=== Extracted information ===
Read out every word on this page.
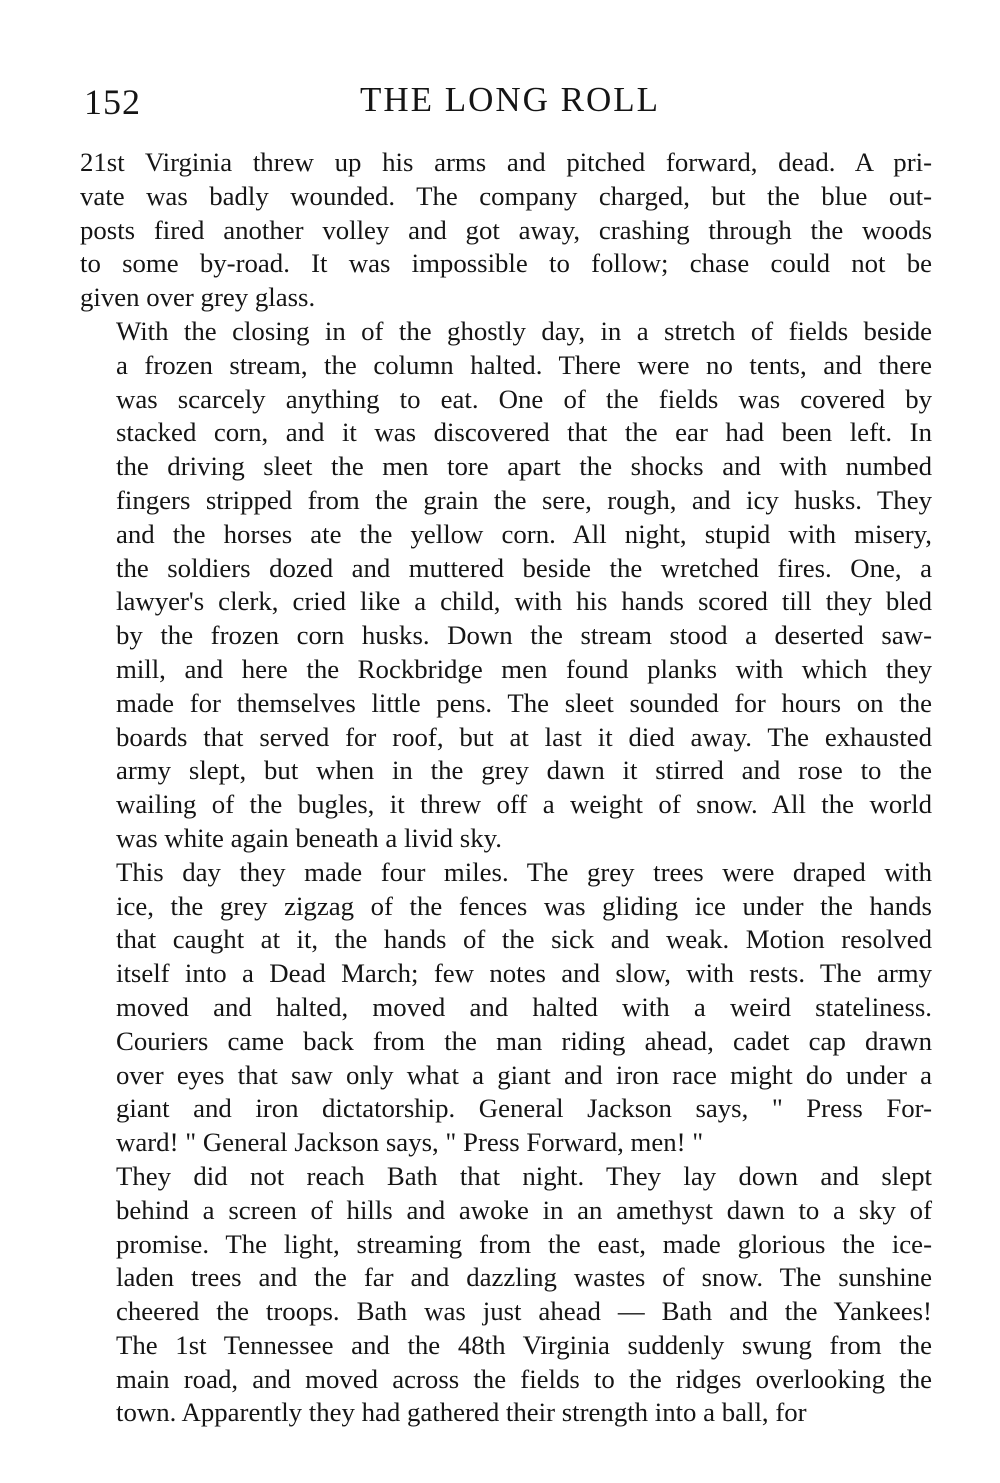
152	THE LONG ROLL

21st Virginia threw up his arms and pitched forward, dead. A pri-
vate was badly wounded. The company charged, but the blue out-
posts fired another volley and got away, crashing through the woods
to some by-road. It was impossible to follow; chase could not be
given over grey glass.

With the closing in of the ghostly day, in a stretch of fields beside
a frozen stream, the column halted. There were no tents, and there
was scarcely anything to eat. One of the fields was covered by
stacked corn, and it was discovered that the ear had been left. In
the driving sleet the men tore apart the shocks and with numbed
fingers stripped from the grain the sere, rough, and icy husks. They
and the horses ate the yellow corn. All night, stupid with misery,
the soldiers dozed and muttered beside the wretched fires. One, a
lawyer's clerk, cried like a child, with his hands scored till they bled
by the frozen corn husks. Down the stream stood a deserted saw-
mill, and here the Rockbridge men found planks with which they
made for themselves little pens. The sleet sounded for hours on the
boards that served for roof, but at last it died away. The exhausted
army slept, but when in the grey dawn it stirred and rose to the
wailing of the bugles, it threw off a weight of snow. All the world
was white again beneath a livid sky.

This day they made four miles. The grey trees were draped with
ice, the grey zigzag of the fences was gliding ice under the hands
that caught at it, the hands of the sick and weak. Motion resolved
itself into a Dead March; few notes and slow, with rests. The army
moved and halted, moved and halted with a weird stateliness.
Couriers came back from the man riding ahead, cadet cap drawn
over eyes that saw only what a giant and iron race might do under a
giant and iron dictatorship. General Jackson says, " Press For-
ward! " General Jackson says, " Press Forward, men! "

They did not reach Bath that night. They lay down and slept
behind a screen of hills and awoke in an amethyst dawn to a sky of
promise. The light, streaming from the east, made glorious the ice-
laden trees and the far and dazzling wastes of snow. The sunshine
cheered the troops. Bath was just ahead — Bath and the Yankees!
The 1st Tennessee and the 48th Virginia suddenly swung from the
main road, and moved across the fields to the ridges overlooking the
town. Apparently they had gathered their strength into a ball, for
===
Give back only a number, the number of lines where the string "ahead" occurs.

Task output. 2